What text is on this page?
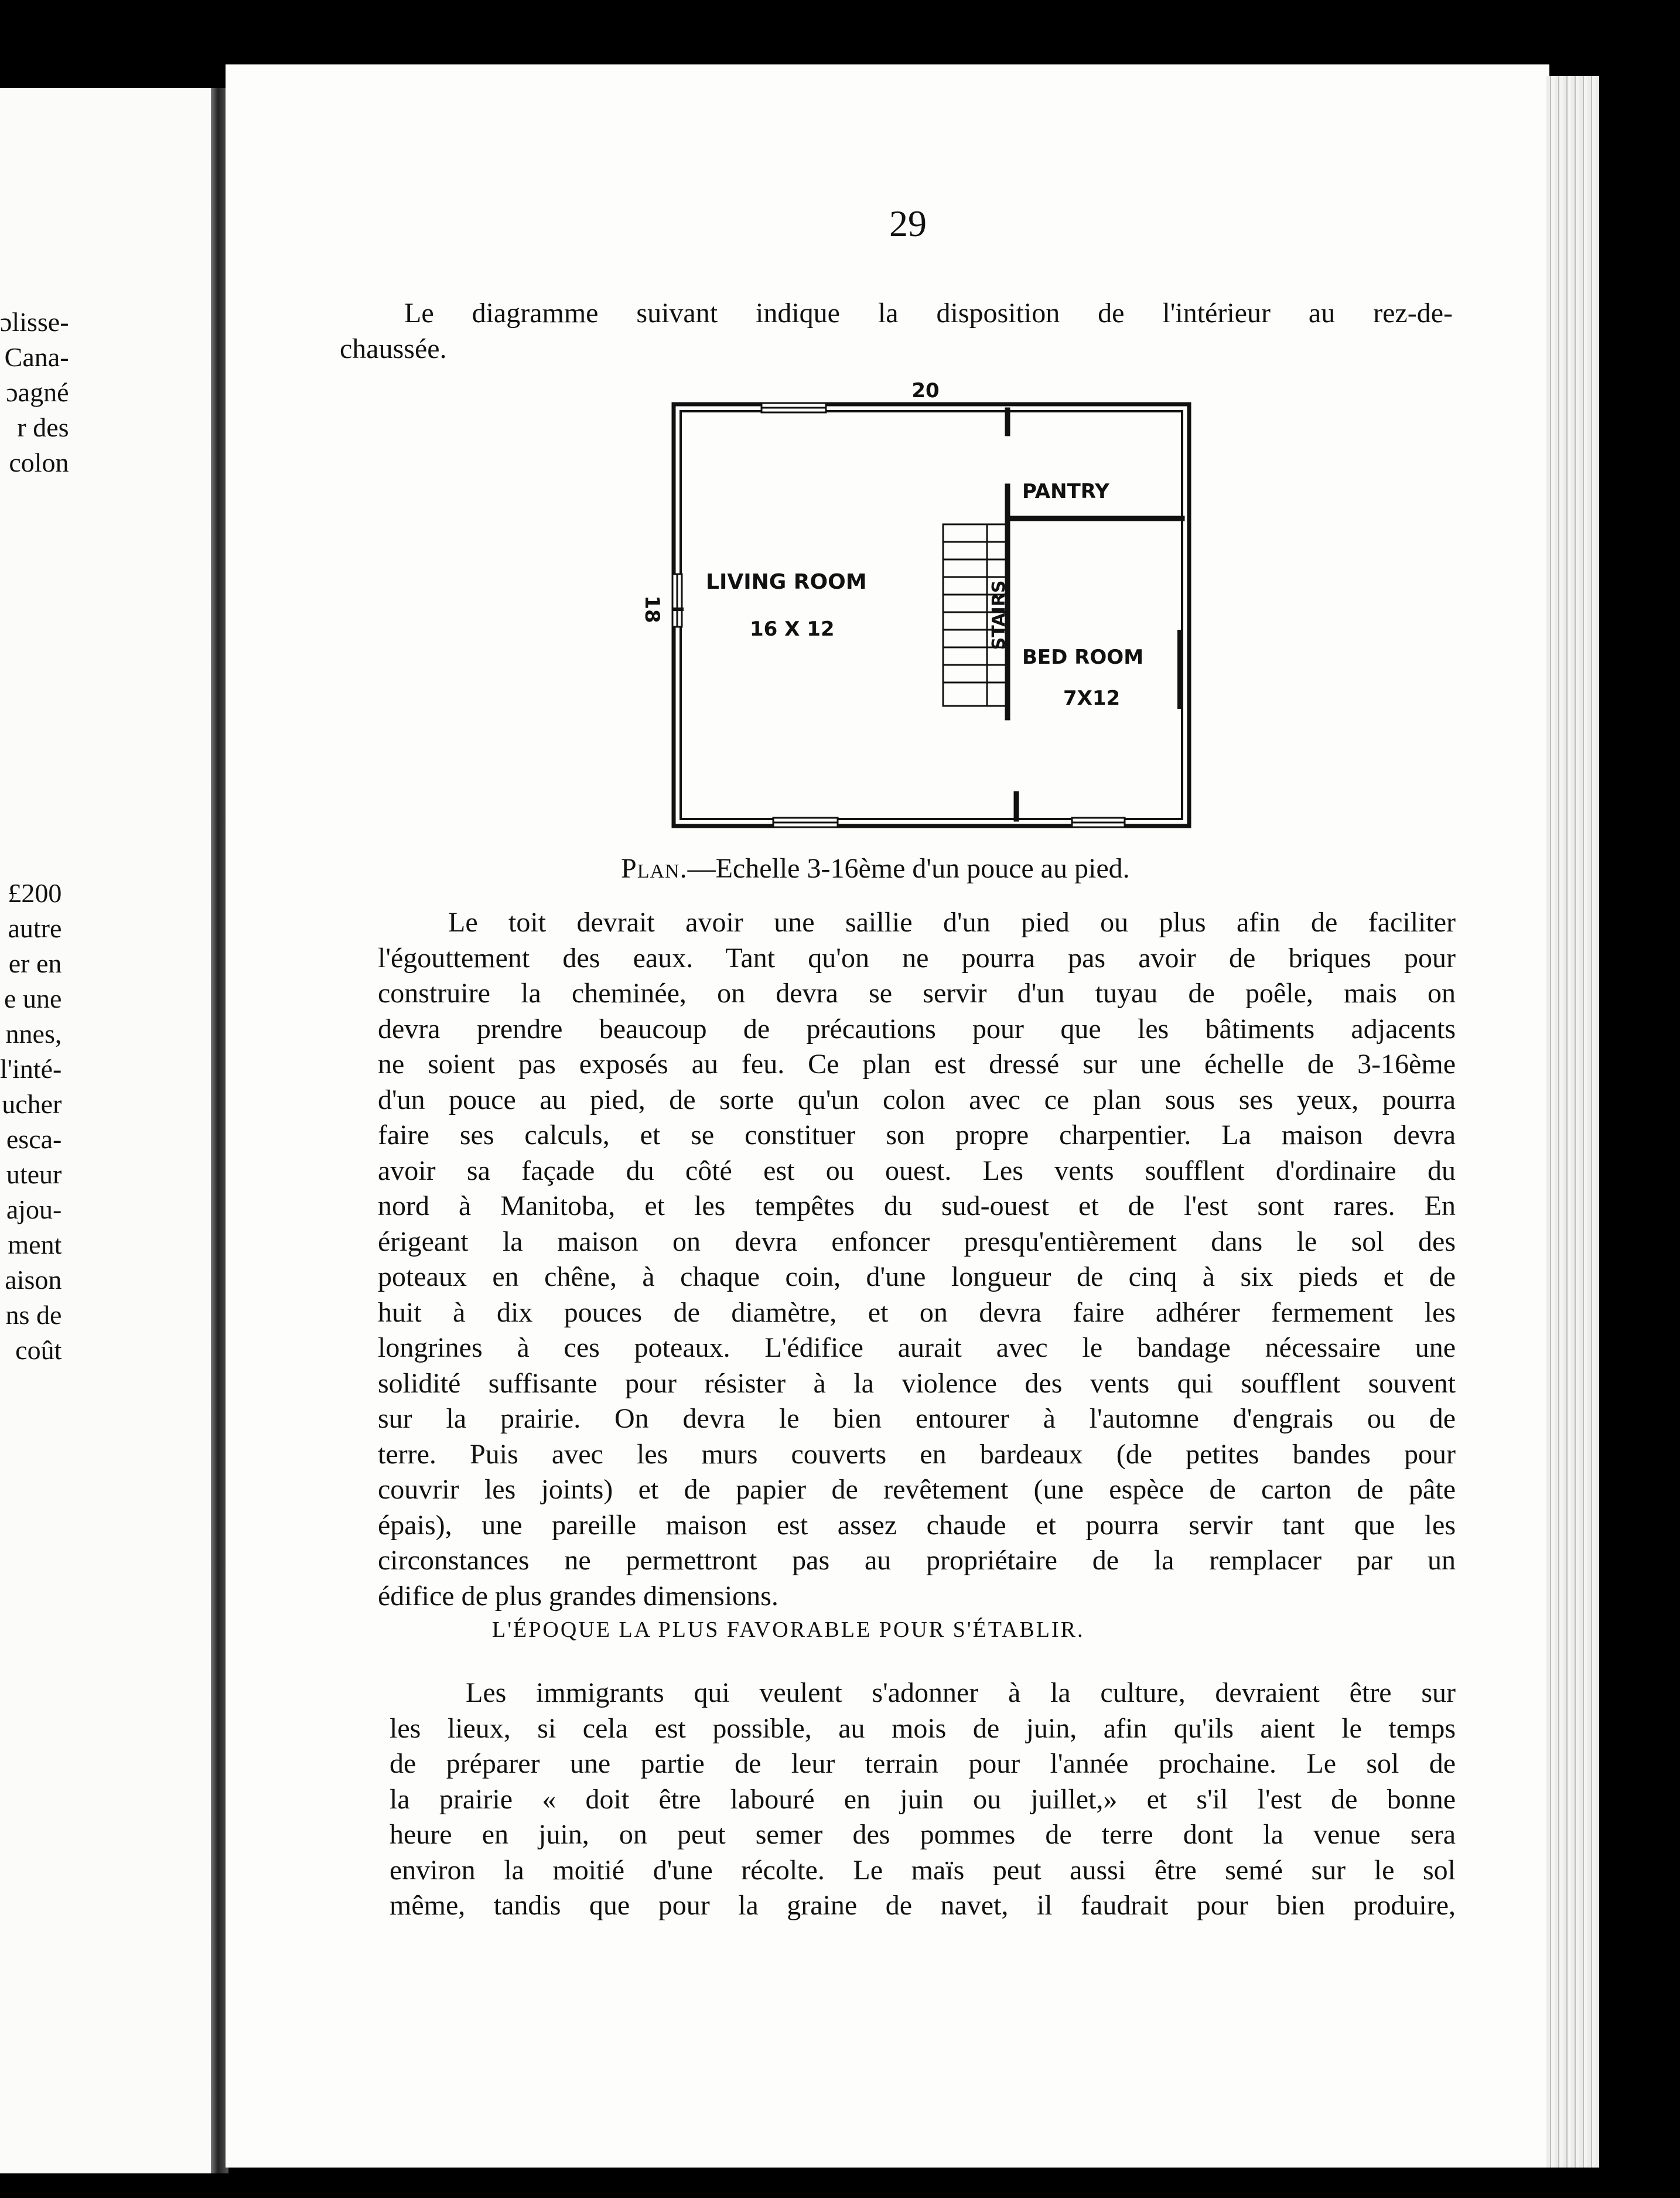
ɔlisse-
Cana-
ɔagné
r des
colon
£200
autre
er en
e une
nnes,
l'inté-
ucher
esca-
uteur
ajou-
ment
aison
ns de
coût
29
Le diagramme suivant indique la disposition de l'intérieur au rez-de-
chaussée.
20
18
PANTRY
LIVING ROOM
16 X 12	STAIRS
BED ROOM
7X12
Plan.—Echelle 3-16ème d'un pouce au pied.
Le toit devrait avoir une saillie d'un pied ou plus afin de faciliter
l'égouttement des eaux. Tant qu'on ne pourra pas avoir de briques pour
construire la cheminée, on devra se servir d'un tuyau de poêle, mais on
devra prendre beaucoup de précautions pour que les bâtiments adjacents
ne soient pas exposés au feu. Ce plan est dressé sur une échelle de 3-16ème
d'un pouce au pied, de sorte qu'un colon avec ce plan sous ses yeux, pourra
faire ses calculs, et se constituer son propre charpentier. La maison devra
avoir sa façade du côté est ou ouest. Les vents soufflent d'ordinaire du
nord à Manitoba, et les tempêtes du sud-ouest et de l'est sont rares. En
érigeant la maison on devra enfoncer presqu'entièrement dans le sol des
poteaux en chêne, à chaque coin, d'une longueur de cinq à six pieds et de
huit à dix pouces de diamètre, et on devra faire adhérer fermement les
longrines à ces poteaux. L'édifice aurait avec le bandage nécessaire une
solidité suffisante pour résister à la violence des vents qui soufflent souvent
sur la prairie. On devra le bien entourer à l'automne d'engrais ou de
terre. Puis avec les murs couverts en bardeaux (de petites bandes pour
couvrir les joints) et de papier de revêtement (une espèce de carton de pâte
épais), une pareille maison est assez chaude et pourra servir tant que les
circonstances ne permettront pas au propriétaire de la remplacer par un
édifice de plus grandes dimensions.
L'ÉPOQUE LA PLUS FAVORABLE POUR S'ÉTABLIR.
Les immigrants qui veulent s'adonner à la culture, devraient être sur
les lieux, si cela est possible, au mois de juin, afin qu'ils aient le temps
de préparer une partie de leur terrain pour l'année prochaine. Le sol de
la prairie « doit être labouré en juin ou juillet,» et s'il l'est de bonne
heure en juin, on peut semer des pommes de terre dont la venue sera
environ la moitié d'une récolte. Le maïs peut aussi être semé sur le sol
même, tandis que pour la graine de navet, il faudrait pour bien produire,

# Short exercise
Select and copy every line from the records that includes the word "poteaux".

# Result for this task
poteaux en chêne, à chaque coin, d'une longueur de cinq à six pieds et de
longrines à ces poteaux. L'édifice aurait avec le bandage nécessaire une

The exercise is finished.